Your task
Report all lines from the entries below in which "Kurakin" appears.

Task material

= = = = = = =

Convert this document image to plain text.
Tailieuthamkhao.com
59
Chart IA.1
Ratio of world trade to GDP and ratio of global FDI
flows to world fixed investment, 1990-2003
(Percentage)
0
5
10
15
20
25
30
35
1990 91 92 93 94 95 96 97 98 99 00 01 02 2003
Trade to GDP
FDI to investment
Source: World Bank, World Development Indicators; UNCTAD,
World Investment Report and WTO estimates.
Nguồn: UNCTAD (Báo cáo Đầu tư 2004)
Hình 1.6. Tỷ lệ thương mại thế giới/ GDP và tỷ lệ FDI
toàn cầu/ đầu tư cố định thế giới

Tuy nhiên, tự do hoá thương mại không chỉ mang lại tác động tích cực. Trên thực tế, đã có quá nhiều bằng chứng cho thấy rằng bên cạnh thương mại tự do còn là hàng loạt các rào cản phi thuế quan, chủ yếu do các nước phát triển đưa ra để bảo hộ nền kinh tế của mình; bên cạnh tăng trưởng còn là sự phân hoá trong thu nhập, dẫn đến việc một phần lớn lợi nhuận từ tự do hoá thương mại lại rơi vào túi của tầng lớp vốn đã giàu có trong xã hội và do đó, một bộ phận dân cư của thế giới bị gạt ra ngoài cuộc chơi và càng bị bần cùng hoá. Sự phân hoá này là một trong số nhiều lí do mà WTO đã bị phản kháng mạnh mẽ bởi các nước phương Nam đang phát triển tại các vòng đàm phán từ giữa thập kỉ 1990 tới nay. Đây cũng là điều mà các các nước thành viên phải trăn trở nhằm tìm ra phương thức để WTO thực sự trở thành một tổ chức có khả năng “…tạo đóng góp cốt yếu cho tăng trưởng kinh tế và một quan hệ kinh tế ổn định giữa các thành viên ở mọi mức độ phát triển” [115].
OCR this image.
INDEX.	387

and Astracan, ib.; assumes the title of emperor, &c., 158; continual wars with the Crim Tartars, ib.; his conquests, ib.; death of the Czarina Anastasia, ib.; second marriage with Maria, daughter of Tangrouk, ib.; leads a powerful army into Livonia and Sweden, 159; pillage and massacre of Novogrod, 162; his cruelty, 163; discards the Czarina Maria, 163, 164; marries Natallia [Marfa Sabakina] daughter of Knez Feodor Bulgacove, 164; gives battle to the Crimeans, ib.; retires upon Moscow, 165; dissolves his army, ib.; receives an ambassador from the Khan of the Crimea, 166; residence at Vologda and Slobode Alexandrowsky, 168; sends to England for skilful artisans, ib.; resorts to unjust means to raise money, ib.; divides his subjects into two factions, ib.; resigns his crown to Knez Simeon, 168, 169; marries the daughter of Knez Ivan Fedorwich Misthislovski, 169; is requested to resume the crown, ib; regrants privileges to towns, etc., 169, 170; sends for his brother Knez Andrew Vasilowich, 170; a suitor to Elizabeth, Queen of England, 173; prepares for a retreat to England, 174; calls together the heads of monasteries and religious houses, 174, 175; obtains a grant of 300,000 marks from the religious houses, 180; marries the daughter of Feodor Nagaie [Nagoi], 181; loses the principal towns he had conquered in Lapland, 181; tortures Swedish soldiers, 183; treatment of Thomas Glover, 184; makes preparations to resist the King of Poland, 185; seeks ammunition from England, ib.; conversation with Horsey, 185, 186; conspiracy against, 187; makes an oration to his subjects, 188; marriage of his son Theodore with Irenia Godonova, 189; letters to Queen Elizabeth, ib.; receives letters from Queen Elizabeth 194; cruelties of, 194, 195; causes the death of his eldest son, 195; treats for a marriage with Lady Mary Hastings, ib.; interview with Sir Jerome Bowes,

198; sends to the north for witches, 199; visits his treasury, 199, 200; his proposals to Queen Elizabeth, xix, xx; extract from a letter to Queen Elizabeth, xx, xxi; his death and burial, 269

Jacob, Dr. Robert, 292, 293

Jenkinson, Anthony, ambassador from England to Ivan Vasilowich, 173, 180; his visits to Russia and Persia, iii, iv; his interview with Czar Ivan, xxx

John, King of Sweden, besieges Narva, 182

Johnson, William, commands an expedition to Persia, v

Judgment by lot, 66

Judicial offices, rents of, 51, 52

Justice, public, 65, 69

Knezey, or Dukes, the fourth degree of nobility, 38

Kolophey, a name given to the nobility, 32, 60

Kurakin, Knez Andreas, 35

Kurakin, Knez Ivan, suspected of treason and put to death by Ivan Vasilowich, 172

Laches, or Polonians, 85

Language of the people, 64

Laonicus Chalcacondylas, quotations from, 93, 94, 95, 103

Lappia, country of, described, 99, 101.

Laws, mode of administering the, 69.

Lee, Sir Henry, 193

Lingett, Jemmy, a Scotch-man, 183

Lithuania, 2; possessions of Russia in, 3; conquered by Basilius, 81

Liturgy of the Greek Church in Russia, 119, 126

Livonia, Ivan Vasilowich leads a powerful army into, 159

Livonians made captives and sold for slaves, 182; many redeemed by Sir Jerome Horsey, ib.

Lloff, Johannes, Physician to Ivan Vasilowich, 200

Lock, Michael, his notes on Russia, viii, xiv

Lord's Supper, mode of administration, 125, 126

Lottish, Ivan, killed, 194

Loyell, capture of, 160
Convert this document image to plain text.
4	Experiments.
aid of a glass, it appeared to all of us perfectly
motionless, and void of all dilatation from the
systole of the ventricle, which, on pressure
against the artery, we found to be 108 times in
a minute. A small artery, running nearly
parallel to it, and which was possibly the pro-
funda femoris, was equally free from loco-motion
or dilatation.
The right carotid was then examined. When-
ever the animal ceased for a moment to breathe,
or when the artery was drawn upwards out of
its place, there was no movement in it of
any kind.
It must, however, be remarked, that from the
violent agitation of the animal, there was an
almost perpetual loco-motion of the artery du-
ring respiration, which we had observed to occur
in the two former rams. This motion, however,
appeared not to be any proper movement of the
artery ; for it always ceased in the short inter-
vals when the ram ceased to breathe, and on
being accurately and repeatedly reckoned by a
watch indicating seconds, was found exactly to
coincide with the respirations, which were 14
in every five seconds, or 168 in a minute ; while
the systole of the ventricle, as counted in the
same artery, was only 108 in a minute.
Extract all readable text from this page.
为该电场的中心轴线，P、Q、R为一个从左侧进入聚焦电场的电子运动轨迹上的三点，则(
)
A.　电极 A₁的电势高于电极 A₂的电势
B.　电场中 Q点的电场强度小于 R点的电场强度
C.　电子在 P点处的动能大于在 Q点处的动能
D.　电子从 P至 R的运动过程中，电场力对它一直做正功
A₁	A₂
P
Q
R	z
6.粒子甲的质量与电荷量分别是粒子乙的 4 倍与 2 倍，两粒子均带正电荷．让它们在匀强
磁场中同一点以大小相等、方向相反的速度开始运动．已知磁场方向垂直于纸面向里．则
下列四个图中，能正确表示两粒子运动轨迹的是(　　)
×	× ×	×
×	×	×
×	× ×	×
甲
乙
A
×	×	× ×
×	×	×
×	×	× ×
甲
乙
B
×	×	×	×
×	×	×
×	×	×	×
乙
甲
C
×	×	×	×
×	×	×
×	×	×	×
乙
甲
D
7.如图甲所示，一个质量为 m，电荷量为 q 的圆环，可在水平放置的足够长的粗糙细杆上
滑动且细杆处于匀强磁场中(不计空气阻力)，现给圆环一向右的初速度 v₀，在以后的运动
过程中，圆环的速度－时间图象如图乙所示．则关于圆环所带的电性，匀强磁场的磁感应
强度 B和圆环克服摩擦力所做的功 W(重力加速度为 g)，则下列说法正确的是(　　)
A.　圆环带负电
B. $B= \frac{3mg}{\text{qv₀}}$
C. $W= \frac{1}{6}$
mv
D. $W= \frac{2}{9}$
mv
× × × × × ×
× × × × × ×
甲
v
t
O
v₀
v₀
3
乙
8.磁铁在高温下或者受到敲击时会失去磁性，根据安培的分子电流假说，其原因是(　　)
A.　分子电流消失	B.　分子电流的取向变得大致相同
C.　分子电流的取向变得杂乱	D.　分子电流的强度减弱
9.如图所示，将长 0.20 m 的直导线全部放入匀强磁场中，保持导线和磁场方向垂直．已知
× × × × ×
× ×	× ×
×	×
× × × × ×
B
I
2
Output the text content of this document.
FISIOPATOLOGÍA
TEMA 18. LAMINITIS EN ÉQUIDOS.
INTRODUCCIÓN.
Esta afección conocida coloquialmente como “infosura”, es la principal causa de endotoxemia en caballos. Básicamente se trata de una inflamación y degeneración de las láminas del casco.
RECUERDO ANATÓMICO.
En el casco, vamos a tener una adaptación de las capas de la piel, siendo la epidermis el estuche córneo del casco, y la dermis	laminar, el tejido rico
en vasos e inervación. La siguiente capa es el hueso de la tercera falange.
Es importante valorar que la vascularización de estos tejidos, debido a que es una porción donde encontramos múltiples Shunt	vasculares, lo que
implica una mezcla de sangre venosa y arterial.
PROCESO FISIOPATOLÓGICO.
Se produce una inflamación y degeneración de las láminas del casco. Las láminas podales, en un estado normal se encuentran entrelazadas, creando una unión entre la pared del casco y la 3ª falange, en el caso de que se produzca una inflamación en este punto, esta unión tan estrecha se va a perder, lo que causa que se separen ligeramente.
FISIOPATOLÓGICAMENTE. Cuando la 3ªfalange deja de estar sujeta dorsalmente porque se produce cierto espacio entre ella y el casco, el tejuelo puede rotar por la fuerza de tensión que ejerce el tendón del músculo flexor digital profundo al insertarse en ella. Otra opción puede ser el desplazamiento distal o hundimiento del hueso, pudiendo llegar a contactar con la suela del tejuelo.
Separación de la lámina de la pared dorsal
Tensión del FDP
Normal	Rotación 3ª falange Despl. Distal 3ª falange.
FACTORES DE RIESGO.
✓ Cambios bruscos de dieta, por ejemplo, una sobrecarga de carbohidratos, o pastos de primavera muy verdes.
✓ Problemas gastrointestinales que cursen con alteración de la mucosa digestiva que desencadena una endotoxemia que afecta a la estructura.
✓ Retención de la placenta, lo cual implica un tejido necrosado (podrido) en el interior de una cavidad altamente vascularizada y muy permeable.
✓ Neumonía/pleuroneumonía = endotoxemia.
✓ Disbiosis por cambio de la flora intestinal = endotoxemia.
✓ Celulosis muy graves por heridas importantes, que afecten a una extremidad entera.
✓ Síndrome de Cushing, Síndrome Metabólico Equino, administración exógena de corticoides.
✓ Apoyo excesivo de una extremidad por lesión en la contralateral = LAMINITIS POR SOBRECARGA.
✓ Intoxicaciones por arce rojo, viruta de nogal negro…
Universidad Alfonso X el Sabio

= = = = = = =

Problem solution
Kurakin, Knez Andreas, 35
Kurakin, Knez Ivan, suspected of treason and put to death by Ivan Vasilowich, 172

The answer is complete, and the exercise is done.